INFORMATION GIVEN:

-*-*-

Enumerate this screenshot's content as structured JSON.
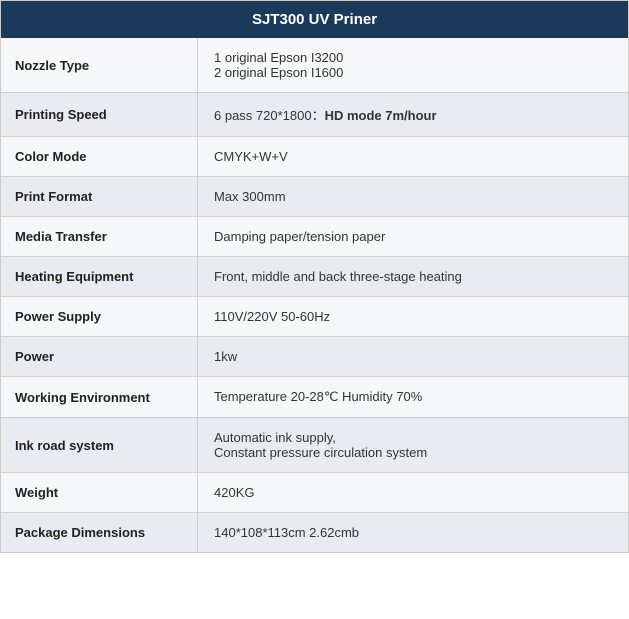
{
  "header": {
    "title": "SJT300 UV Priner"
  },
  "rows": [
    {
      "id": "nozzle-type",
      "label": "Nozzle Type",
      "value": "1 original Epson I3200\n2 original Epson I1600",
      "alt": false,
      "hasMultiLine": true,
      "line1": "1 original Epson I3200",
      "line2": "2 original Epson I1600"
    },
    {
      "id": "printing-speed",
      "label": "Printing Speed",
      "valuePrefix": "6 pass 720*1800：",
      "valueBold": "HD mode 7m/hour",
      "alt": true,
      "hasMixed": true
    },
    {
      "id": "color-mode",
      "label": "Color Mode",
      "value": "CMYK+W+V",
      "alt": false
    },
    {
      "id": "print-format",
      "label": "Print Format",
      "value": "Max 300mm",
      "alt": true
    },
    {
      "id": "media-transfer",
      "label": "Media Transfer",
      "value": "Damping paper/tension paper",
      "alt": false
    },
    {
      "id": "heating-equipment",
      "label": "Heating Equipment",
      "value": "Front, middle and back three-stage heating",
      "alt": true
    },
    {
      "id": "power-supply",
      "label": "Power Supply",
      "value": "110V/220V 50-60Hz",
      "alt": false
    },
    {
      "id": "power",
      "label": "Power",
      "value": "1kw",
      "alt": true
    },
    {
      "id": "working-environment",
      "label": "Working Environment",
      "value": "Temperature 20-28℃ Humidity 70%",
      "alt": false
    },
    {
      "id": "ink-road-system",
      "label": "Ink road system",
      "value": "Automatic ink supply,\nConstant pressure circulation system",
      "alt": true,
      "hasMultiLine": true,
      "line1": "Automatic ink supply,",
      "line2": "Constant pressure circulation system"
    },
    {
      "id": "weight",
      "label": "Weight",
      "value": "420KG",
      "alt": false
    },
    {
      "id": "package-dimensions",
      "label": "Package Dimensions",
      "value": "140*108*113cm 2.62cmb",
      "alt": true
    }
  ]
}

-*-*-

INSTRUCTION:
Your task is to transcribe all of the records precisely, with no images included.

EXERCISE ANSWER:
Enumerate this screenshot's content as structured JSON.
{
  "header": {
    "title": "SJT300 UV Priner"
  },
  "rows": [
    {
      "id": "nozzle-type",
      "label": "Nozzle Type",
      "value": "1 original Epson I3200\n2 original Epson I1600",
      "alt": false,
      "hasMultiLine": true,
      "line1": "1 original Epson I3200",
      "line2": "2 original Epson I1600"
    },
    {
      "id": "printing-speed",
      "label": "Printing Speed",
      "valuePrefix": "6 pass 720*1800：",
      "valueBold": "HD mode 7m/hour",
      "alt": true,
      "hasMixed": true
    },
    {
      "id": "color-mode",
      "label": "Color Mode",
      "value": "CMYK+W+V",
      "alt": false
    },
    {
      "id": "print-format",
      "label": "Print Format",
      "value": "Max 300mm",
      "alt": true
    },
    {
      "id": "media-transfer",
      "label": "Media Transfer",
      "value": "Damping paper/tension paper",
      "alt": false
    },
    {
      "id": "heating-equipment",
      "label": "Heating Equipment",
      "value": "Front, middle and back three-stage heating",
      "alt": true
    },
    {
      "id": "power-supply",
      "label": "Power Supply",
      "value": "110V/220V 50-60Hz",
      "alt": false
    },
    {
      "id": "power",
      "label": "Power",
      "value": "1kw",
      "alt": true
    },
    {
      "id": "working-environment",
      "label": "Working Environment",
      "value": "Temperature 20-28℃ Humidity 70%",
      "alt": false
    },
    {
      "id": "ink-road-system",
      "label": "Ink road system",
      "value": "Automatic ink supply,\nConstant pressure circulation system",
      "alt": true,
      "hasMultiLine": true,
      "line1": "Automatic ink supply,",
      "line2": "Constant pressure circulation system"
    },
    {
      "id": "weight",
      "label": "Weight",
      "value": "420KG",
      "alt": false
    },
    {
      "id": "package-dimensions",
      "label": "Package Dimensions",
      "value": "140*108*113cm 2.62cmb",
      "alt": true
    }
  ]
}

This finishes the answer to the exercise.